## DATA SHOWN
______

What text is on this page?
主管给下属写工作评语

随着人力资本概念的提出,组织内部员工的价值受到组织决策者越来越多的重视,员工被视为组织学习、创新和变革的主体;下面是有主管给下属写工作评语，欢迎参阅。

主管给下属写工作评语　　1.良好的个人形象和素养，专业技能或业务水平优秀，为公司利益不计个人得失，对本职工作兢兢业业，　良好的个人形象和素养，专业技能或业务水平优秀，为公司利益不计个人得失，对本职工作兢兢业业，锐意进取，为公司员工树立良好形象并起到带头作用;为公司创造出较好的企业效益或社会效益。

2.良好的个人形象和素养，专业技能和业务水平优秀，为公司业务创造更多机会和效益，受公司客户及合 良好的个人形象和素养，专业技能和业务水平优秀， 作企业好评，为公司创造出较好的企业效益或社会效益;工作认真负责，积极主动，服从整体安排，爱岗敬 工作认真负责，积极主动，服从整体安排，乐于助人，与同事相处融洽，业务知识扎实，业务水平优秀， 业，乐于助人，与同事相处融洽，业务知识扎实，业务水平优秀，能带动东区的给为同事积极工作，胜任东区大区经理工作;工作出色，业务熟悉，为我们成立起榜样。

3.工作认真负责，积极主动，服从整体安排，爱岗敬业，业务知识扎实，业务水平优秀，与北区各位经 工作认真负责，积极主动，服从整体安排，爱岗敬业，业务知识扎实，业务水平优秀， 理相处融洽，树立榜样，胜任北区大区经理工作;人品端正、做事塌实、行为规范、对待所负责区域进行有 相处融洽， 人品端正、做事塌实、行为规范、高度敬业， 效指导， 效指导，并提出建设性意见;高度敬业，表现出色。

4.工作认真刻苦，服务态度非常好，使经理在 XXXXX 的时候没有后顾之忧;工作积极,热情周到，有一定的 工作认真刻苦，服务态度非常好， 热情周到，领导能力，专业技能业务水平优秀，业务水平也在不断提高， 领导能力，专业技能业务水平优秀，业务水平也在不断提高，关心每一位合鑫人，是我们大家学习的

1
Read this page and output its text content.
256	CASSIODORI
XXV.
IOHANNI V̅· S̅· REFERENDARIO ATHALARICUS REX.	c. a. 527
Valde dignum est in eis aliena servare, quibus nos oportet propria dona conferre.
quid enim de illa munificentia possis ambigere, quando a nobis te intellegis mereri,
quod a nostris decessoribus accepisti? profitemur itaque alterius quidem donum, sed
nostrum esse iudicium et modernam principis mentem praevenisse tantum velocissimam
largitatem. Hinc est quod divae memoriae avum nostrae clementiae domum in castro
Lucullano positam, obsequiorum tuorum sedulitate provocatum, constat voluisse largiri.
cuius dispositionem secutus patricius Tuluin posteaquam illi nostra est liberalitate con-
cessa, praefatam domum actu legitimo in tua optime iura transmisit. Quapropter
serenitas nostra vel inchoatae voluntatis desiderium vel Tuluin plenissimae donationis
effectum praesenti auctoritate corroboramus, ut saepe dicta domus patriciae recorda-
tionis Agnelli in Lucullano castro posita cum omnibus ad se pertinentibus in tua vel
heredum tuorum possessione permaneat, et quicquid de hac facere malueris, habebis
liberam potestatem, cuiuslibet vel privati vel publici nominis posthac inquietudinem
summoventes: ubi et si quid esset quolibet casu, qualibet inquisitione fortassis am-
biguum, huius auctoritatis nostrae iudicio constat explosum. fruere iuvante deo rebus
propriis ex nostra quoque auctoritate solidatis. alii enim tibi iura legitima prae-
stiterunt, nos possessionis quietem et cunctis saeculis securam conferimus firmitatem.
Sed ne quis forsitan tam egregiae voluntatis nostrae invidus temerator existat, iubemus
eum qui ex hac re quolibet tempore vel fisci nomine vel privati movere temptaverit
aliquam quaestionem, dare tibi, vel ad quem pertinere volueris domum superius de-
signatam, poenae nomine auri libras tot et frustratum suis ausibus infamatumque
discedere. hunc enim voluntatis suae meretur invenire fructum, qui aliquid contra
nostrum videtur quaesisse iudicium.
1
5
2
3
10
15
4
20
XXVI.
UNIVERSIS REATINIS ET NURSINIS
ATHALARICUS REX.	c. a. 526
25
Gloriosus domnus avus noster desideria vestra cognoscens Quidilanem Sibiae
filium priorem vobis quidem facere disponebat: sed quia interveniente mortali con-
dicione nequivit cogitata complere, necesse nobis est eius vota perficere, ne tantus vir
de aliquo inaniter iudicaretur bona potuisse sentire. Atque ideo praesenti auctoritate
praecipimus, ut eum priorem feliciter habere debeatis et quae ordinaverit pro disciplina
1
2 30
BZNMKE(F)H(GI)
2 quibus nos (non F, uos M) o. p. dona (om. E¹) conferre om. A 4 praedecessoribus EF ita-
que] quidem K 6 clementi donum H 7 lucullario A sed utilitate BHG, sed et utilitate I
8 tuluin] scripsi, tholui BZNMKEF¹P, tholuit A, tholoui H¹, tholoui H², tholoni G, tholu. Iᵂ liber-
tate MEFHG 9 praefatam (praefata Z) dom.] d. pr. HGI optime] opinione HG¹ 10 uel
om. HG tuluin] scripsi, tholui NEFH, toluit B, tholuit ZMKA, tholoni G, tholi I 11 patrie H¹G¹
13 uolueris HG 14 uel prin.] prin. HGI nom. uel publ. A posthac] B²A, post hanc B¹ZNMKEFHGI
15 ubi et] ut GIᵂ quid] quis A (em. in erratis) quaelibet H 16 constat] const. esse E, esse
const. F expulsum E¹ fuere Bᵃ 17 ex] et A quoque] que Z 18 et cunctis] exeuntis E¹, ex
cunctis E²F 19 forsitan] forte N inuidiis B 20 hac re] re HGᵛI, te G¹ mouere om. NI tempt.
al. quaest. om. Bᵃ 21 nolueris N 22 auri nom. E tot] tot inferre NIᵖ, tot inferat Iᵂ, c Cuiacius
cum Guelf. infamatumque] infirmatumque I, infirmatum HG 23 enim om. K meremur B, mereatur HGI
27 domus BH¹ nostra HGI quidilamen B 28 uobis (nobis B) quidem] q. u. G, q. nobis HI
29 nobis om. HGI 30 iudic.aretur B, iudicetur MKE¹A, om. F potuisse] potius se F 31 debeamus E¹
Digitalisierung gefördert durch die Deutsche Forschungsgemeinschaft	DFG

______

## EXERCISE OBJECTIVE
Copy each record from above without leaving any out.

## EXERCISE RESPONSE
What text is on this page?
主管给下属写工作评语

随着人力资本概念的提出,组织内部员工的价值受到组织决策者越来越多的重视,员工被视为组织学习、创新和变革的主体;下面是有主管给下属写工作评语，欢迎参阅。

主管给下属写工作评语　　1.良好的个人形象和素养，专业技能或业务水平优秀，为公司利益不计个人得失，对本职工作兢兢业业，　良好的个人形象和素养，专业技能或业务水平优秀，为公司利益不计个人得失，对本职工作兢兢业业，锐意进取，为公司员工树立良好形象并起到带头作用;为公司创造出较好的企业效益或社会效益。

2.良好的个人形象和素养，专业技能和业务水平优秀，为公司业务创造更多机会和效益，受公司客户及合 良好的个人形象和素养，专业技能和业务水平优秀， 作企业好评，为公司创造出较好的企业效益或社会效益;工作认真负责，积极主动，服从整体安排，爱岗敬 工作认真负责，积极主动，服从整体安排，乐于助人，与同事相处融洽，业务知识扎实，业务水平优秀， 业，乐于助人，与同事相处融洽，业务知识扎实，业务水平优秀，能带动东区的给为同事积极工作，胜任东区大区经理工作;工作出色，业务熟悉，为我们成立起榜样。

3.工作认真负责，积极主动，服从整体安排，爱岗敬业，业务知识扎实，业务水平优秀，与北区各位经 工作认真负责，积极主动，服从整体安排，爱岗敬业，业务知识扎实，业务水平优秀， 理相处融洽，树立榜样，胜任北区大区经理工作;人品端正、做事塌实、行为规范、对待所负责区域进行有 相处融洽， 人品端正、做事塌实、行为规范、高度敬业， 效指导， 效指导，并提出建设性意见;高度敬业，表现出色。

4.工作认真刻苦，服务态度非常好，使经理在 XXXXX 的时候没有后顾之忧;工作积极,热情周到，有一定的 工作认真刻苦，服务态度非常好， 热情周到，领导能力，专业技能业务水平优秀，业务水平也在不断提高， 领导能力，专业技能业务水平优秀，业务水平也在不断提高，关心每一位合鑫人，是我们大家学习的

1
Read this page and output its text content.
256	CASSIODORI
XXV.
IOHANNI V̅· S̅· REFERENDARIO ATHALARICUS REX.	c. a. 527
Valde dignum est in eis aliena servare, quibus nos oportet propria dona conferre.
quid enim de illa munificentia possis ambigere, quando a nobis te intellegis mereri,
quod a nostris decessoribus accepisti? profitemur itaque alterius quidem donum, sed
nostrum esse iudicium et modernam principis mentem praevenisse tantum velocissimam
largitatem. Hinc est quod divae memoriae avum nostrae clementiae domum in castro
Lucullano positam, obsequiorum tuorum sedulitate provocatum, constat voluisse largiri.
cuius dispositionem secutus patricius Tuluin posteaquam illi nostra est liberalitate con-
cessa, praefatam domum actu legitimo in tua optime iura transmisit. Quapropter
serenitas nostra vel inchoatae voluntatis desiderium vel Tuluin plenissimae donationis
effectum praesenti auctoritate corroboramus, ut saepe dicta domus patriciae recorda-
tionis Agnelli in Lucullano castro posita cum omnibus ad se pertinentibus in tua vel
heredum tuorum possessione permaneat, et quicquid de hac facere malueris, habebis
liberam potestatem, cuiuslibet vel privati vel publici nominis posthac inquietudinem
summoventes: ubi et si quid esset quolibet casu, qualibet inquisitione fortassis am-
biguum, huius auctoritatis nostrae iudicio constat explosum. fruere iuvante deo rebus
propriis ex nostra quoque auctoritate solidatis. alii enim tibi iura legitima prae-
stiterunt, nos possessionis quietem et cunctis saeculis securam conferimus firmitatem.
Sed ne quis forsitan tam egregiae voluntatis nostrae invidus temerator existat, iubemus
eum qui ex hac re quolibet tempore vel fisci nomine vel privati movere temptaverit
aliquam quaestionem, dare tibi, vel ad quem pertinere volueris domum superius de-
signatam, poenae nomine auri libras tot et frustratum suis ausibus infamatumque
discedere. hunc enim voluntatis suae meretur invenire fructum, qui aliquid contra
nostrum videtur quaesisse iudicium.
1
5
2
3
10
15
4
20
XXVI.
UNIVERSIS REATINIS ET NURSINIS
ATHALARICUS REX.	c. a. 526
25
Gloriosus domnus avus noster desideria vestra cognoscens Quidilanem Sibiae
filium priorem vobis quidem facere disponebat: sed quia interveniente mortali con-
dicione nequivit cogitata complere, necesse nobis est eius vota perficere, ne tantus vir
de aliquo inaniter iudicaretur bona potuisse sentire. Atque ideo praesenti auctoritate
praecipimus, ut eum priorem feliciter habere debeatis et quae ordinaverit pro disciplina
1
2 30
BZNMKE(F)H(GI)
2 quibus nos (non F, uos M) o. p. dona (om. E¹) conferre om. A 4 praedecessoribus EF ita-
que] quidem K 6 clementi donum H 7 lucullario A sed utilitate BHG, sed et utilitate I
8 tuluin] scripsi, tholui BZNMKEF¹P, tholuit A, tholoui H¹, tholoui H², tholoni G, tholu. Iᵂ liber-
tate MEFHG 9 praefatam (praefata Z) dom.] d. pr. HGI optime] opinione HG¹ 10 uel
om. HG tuluin] scripsi, tholui NEFH, toluit B, tholuit ZMKA, tholoni G, tholi I 11 patrie H¹G¹
13 uolueris HG 14 uel prin.] prin. HGI nom. uel publ. A posthac] B²A, post hanc B¹ZNMKEFHGI
15 ubi et] ut GIᵂ quid] quis A (em. in erratis) quaelibet H 16 constat] const. esse E, esse
const. F expulsum E¹ fuere Bᵃ 17 ex] et A quoque] que Z 18 et cunctis] exeuntis E¹, ex
cunctis E²F 19 forsitan] forte N inuidiis B 20 hac re] re HGᵛI, te G¹ mouere om. NI tempt.
al. quaest. om. Bᵃ 21 nolueris N 22 auri nom. E tot] tot inferre NIᵖ, tot inferat Iᵂ, c Cuiacius
cum Guelf. infamatumque] infirmatumque I, infirmatum HG 23 enim om. K meremur B, mereatur HGI
27 domus BH¹ nostra HGI quidilamen B 28 uobis (nobis B) quidem] q. u. G, q. nobis HI
29 nobis om. HGI 30 iudic.aretur B, iudicetur MKE¹A, om. F potuisse] potius se F 31 debeamus E¹
Digitalisierung gefördert durch die Deutsche Forschungsgemeinschaft	DFG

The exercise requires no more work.